Problem to work on |
Every line of the material below must be repeated exactly.

Data rows |
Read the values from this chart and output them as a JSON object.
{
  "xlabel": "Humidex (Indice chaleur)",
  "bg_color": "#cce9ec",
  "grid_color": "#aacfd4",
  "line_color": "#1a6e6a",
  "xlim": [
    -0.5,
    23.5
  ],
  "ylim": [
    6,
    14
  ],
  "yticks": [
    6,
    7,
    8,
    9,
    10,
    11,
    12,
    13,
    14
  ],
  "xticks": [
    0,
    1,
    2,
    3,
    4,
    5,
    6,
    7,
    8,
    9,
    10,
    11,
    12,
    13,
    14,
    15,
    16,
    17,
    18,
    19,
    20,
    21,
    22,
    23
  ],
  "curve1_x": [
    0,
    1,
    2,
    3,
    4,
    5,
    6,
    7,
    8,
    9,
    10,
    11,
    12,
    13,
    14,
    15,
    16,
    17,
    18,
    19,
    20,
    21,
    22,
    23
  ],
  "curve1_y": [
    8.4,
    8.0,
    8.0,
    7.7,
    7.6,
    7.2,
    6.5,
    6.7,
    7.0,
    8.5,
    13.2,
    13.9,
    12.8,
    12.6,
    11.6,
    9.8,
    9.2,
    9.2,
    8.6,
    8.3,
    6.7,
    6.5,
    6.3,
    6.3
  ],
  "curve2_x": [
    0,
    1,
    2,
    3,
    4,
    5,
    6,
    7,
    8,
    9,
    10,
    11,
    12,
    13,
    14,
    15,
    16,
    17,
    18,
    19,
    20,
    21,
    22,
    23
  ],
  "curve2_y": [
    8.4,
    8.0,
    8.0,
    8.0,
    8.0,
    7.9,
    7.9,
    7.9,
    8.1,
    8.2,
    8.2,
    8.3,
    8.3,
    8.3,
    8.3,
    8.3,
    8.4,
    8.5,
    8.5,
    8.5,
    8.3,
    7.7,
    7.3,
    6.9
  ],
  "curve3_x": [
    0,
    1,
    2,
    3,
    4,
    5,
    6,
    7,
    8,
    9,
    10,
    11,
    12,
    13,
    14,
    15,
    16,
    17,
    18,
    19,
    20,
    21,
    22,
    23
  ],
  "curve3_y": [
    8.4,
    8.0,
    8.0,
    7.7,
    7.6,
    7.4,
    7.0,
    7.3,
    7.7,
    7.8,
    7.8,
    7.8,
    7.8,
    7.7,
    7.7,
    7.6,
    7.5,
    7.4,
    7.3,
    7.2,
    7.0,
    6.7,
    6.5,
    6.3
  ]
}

Task result |
Read the values from this chart and output them as a JSON object.
{
  "xlabel": "Humidex (Indice chaleur)",
  "bg_color": "#cce9ec",
  "grid_color": "#aacfd4",
  "line_color": "#1a6e6a",
  "xlim": [
    -0.5,
    23.5
  ],
  "ylim": [
    6,
    14
  ],
  "yticks": [
    6,
    7,
    8,
    9,
    10,
    11,
    12,
    13,
    14
  ],
  "xticks": [
    0,
    1,
    2,
    3,
    4,
    5,
    6,
    7,
    8,
    9,
    10,
    11,
    12,
    13,
    14,
    15,
    16,
    17,
    18,
    19,
    20,
    21,
    22,
    23
  ],
  "curve1_x": [
    0,
    1,
    2,
    3,
    4,
    5,
    6,
    7,
    8,
    9,
    10,
    11,
    12,
    13,
    14,
    15,
    16,
    17,
    18,
    19,
    20,
    21,
    22,
    23
  ],
  "curve1_y": [
    8.4,
    8.0,
    8.0,
    7.7,
    7.6,
    7.2,
    6.5,
    6.7,
    7.0,
    8.5,
    13.2,
    13.9,
    12.8,
    12.6,
    11.6,
    9.8,
    9.2,
    9.2,
    8.6,
    8.3,
    6.7,
    6.5,
    6.3,
    6.3
  ],
  "curve2_x": [
    0,
    1,
    2,
    3,
    4,
    5,
    6,
    7,
    8,
    9,
    10,
    11,
    12,
    13,
    14,
    15,
    16,
    17,
    18,
    19,
    20,
    21,
    22,
    23
  ],
  "curve2_y": [
    8.4,
    8.0,
    8.0,
    8.0,
    8.0,
    7.9,
    7.9,
    7.9,
    8.1,
    8.2,
    8.2,
    8.3,
    8.3,
    8.3,
    8.3,
    8.3,
    8.4,
    8.5,
    8.5,
    8.5,
    8.3,
    7.7,
    7.3,
    6.9
  ],
  "curve3_x": [
    0,
    1,
    2,
    3,
    4,
    5,
    6,
    7,
    8,
    9,
    10,
    11,
    12,
    13,
    14,
    15,
    16,
    17,
    18,
    19,
    20,
    21,
    22,
    23
  ],
  "curve3_y": [
    8.4,
    8.0,
    8.0,
    7.7,
    7.6,
    7.4,
    7.0,
    7.3,
    7.7,
    7.8,
    7.8,
    7.8,
    7.8,
    7.7,
    7.7,
    7.6,
    7.5,
    7.4,
    7.3,
    7.2,
    7.0,
    6.7,
    6.5,
    6.3
  ]
}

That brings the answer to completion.